Give back exactly the lines that run from the line containing "Read out every word on this page." through the end of the listing below. Leave out every other line.

-- start of Source records --

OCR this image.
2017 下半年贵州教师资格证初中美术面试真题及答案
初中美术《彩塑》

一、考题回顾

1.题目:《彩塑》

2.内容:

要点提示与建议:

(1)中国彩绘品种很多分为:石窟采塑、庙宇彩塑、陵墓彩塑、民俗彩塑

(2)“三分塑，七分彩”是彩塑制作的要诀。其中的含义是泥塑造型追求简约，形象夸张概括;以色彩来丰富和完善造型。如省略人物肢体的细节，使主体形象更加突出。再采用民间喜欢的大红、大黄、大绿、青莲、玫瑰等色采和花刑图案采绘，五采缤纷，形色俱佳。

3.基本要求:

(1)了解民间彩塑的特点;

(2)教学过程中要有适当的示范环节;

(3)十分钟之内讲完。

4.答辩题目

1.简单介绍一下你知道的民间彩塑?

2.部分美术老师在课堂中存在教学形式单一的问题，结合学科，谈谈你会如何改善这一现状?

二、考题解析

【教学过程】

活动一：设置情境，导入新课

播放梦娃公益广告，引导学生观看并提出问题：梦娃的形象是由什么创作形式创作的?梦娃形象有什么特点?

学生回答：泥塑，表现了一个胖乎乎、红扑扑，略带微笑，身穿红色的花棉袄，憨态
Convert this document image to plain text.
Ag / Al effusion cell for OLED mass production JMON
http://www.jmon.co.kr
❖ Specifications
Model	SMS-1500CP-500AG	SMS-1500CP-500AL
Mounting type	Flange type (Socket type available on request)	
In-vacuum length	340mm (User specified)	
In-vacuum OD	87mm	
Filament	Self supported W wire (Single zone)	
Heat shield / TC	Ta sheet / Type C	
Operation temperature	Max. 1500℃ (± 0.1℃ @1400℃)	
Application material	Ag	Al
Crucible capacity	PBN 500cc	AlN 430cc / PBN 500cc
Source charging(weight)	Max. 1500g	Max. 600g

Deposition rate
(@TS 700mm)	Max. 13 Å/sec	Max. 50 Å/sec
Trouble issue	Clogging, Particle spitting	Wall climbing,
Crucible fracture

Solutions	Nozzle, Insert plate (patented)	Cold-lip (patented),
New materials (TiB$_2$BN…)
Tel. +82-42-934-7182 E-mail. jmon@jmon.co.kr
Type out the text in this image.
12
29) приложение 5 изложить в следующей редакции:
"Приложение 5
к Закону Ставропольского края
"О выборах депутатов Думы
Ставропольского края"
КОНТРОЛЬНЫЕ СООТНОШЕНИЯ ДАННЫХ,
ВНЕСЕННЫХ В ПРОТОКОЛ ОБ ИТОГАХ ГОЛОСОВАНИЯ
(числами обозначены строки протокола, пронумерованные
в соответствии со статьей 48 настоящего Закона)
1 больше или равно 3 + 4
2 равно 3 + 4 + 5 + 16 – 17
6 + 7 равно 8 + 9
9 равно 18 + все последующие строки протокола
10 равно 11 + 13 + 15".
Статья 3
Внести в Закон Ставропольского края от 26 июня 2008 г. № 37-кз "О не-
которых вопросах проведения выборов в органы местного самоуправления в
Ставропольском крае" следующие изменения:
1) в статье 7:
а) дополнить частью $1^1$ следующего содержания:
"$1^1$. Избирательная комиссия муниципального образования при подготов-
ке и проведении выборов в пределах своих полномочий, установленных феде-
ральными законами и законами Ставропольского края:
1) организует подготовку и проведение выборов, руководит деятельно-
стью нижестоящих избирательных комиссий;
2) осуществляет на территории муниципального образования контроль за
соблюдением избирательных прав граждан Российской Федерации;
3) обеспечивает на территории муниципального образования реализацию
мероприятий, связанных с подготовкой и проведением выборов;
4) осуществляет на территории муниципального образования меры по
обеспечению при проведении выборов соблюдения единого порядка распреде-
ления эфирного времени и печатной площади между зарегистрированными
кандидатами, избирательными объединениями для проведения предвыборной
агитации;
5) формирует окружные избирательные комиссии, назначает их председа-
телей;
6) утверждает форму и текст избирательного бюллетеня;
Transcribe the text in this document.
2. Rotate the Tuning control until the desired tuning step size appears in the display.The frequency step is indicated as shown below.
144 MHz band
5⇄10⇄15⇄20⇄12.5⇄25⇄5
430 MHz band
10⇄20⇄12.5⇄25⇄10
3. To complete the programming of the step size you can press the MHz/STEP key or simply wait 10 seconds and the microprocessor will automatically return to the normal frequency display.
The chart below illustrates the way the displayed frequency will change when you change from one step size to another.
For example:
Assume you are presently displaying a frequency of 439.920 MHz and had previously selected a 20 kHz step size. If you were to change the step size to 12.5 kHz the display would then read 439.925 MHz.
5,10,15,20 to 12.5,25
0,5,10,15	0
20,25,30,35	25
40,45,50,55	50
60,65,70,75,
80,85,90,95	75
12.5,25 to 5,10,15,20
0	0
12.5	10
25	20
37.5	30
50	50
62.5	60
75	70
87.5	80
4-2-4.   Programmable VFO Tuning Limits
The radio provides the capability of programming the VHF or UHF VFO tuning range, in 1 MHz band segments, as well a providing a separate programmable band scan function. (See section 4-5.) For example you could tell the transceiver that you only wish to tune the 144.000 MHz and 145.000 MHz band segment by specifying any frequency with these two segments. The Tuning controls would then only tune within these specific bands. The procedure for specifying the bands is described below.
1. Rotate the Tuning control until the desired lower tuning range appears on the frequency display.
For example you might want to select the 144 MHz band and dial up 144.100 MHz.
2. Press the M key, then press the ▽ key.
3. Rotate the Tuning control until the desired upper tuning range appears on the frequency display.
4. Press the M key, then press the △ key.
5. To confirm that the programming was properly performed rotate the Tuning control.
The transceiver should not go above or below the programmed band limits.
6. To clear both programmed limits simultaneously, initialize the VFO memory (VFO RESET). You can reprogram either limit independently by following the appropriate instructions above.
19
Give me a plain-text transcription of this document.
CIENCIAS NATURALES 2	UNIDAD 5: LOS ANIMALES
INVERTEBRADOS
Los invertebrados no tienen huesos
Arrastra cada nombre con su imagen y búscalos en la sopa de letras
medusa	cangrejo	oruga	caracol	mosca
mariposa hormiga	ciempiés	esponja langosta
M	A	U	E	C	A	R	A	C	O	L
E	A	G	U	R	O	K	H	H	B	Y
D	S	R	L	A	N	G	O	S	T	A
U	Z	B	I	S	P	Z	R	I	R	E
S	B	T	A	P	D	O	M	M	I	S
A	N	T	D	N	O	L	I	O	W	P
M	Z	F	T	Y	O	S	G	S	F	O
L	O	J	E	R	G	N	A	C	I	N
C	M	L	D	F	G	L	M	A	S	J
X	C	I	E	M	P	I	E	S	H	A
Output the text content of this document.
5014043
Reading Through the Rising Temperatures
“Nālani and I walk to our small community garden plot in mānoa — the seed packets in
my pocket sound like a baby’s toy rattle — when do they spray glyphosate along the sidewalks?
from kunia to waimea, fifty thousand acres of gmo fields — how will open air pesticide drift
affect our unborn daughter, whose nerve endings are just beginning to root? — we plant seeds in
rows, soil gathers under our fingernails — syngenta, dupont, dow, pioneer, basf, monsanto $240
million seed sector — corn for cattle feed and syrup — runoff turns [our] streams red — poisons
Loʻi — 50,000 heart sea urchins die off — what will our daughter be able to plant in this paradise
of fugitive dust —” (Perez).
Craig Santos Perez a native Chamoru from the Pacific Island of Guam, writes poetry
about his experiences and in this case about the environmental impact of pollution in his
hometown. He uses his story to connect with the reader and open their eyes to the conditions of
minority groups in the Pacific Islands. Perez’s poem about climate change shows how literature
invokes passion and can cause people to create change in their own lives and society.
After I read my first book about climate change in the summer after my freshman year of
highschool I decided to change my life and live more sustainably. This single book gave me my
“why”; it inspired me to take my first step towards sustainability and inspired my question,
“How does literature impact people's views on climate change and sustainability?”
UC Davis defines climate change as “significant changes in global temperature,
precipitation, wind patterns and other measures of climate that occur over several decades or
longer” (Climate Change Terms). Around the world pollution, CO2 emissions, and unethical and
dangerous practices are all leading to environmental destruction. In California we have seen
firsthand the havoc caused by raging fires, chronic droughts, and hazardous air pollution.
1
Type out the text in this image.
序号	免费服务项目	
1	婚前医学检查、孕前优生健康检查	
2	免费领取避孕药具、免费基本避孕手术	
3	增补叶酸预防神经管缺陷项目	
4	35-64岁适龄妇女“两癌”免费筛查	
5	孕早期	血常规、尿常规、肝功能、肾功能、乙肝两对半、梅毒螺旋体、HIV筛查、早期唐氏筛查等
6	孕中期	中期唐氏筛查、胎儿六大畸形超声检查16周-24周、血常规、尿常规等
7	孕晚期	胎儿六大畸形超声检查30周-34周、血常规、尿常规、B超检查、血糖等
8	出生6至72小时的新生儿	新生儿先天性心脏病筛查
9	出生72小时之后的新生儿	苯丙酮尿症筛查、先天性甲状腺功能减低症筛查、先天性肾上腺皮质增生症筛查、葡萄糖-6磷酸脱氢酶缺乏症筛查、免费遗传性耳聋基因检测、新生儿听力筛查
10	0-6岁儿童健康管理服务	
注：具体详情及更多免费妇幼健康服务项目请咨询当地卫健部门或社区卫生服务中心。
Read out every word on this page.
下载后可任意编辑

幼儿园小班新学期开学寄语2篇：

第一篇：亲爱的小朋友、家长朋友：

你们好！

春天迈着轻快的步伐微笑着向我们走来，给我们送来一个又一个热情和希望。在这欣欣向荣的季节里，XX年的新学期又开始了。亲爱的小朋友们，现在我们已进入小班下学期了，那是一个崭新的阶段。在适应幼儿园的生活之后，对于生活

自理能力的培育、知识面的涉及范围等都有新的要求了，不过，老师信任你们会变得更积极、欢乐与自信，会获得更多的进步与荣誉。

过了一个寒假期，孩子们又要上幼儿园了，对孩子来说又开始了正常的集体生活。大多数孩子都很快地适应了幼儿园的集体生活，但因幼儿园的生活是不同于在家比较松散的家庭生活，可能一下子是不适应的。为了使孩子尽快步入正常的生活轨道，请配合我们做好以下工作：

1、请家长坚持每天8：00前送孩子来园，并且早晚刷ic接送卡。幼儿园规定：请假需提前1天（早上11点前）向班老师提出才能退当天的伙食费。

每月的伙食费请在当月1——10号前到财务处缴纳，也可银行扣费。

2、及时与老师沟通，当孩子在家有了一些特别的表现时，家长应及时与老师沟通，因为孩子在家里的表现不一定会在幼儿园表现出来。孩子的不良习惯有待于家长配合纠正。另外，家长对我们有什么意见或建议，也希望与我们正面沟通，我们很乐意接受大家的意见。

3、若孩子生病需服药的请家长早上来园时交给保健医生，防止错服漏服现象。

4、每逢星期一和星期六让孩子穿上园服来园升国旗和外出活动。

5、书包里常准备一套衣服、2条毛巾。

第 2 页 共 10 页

-- end of Source records --

▶ Solved exercise
Read out every word on this page.
下载后可任意编辑

幼儿园小班新学期开学寄语2篇：

第一篇：亲爱的小朋友、家长朋友：

你们好！

春天迈着轻快的步伐微笑着向我们走来，给我们送来一个又一个热情和希望。在这欣欣向荣的季节里，XX年的新学期又开始了。亲爱的小朋友们，现在我们已进入小班下学期了，那是一个崭新的阶段。在适应幼儿园的生活之后，对于生活

自理能力的培育、知识面的涉及范围等都有新的要求了，不过，老师信任你们会变得更积极、欢乐与自信，会获得更多的进步与荣誉。

过了一个寒假期，孩子们又要上幼儿园了，对孩子来说又开始了正常的集体生活。大多数孩子都很快地适应了幼儿园的集体生活，但因幼儿园的生活是不同于在家比较松散的家庭生活，可能一下子是不适应的。为了使孩子尽快步入正常的生活轨道，请配合我们做好以下工作：

1、请家长坚持每天8：00前送孩子来园，并且早晚刷ic接送卡。幼儿园规定：请假需提前1天（早上11点前）向班老师提出才能退当天的伙食费。

每月的伙食费请在当月1——10号前到财务处缴纳，也可银行扣费。

2、及时与老师沟通，当孩子在家有了一些特别的表现时，家长应及时与老师沟通，因为孩子在家里的表现不一定会在幼儿园表现出来。孩子的不良习惯有待于家长配合纠正。另外，家长对我们有什么意见或建议，也希望与我们正面沟通，我们很乐意接受大家的意见。

3、若孩子生病需服药的请家长早上来园时交给保健医生，防止错服漏服现象。

4、每逢星期一和星期六让孩子穿上园服来园升国旗和外出活动。

5、书包里常准备一套衣服、2条毛巾。

第 2 页 共 10 页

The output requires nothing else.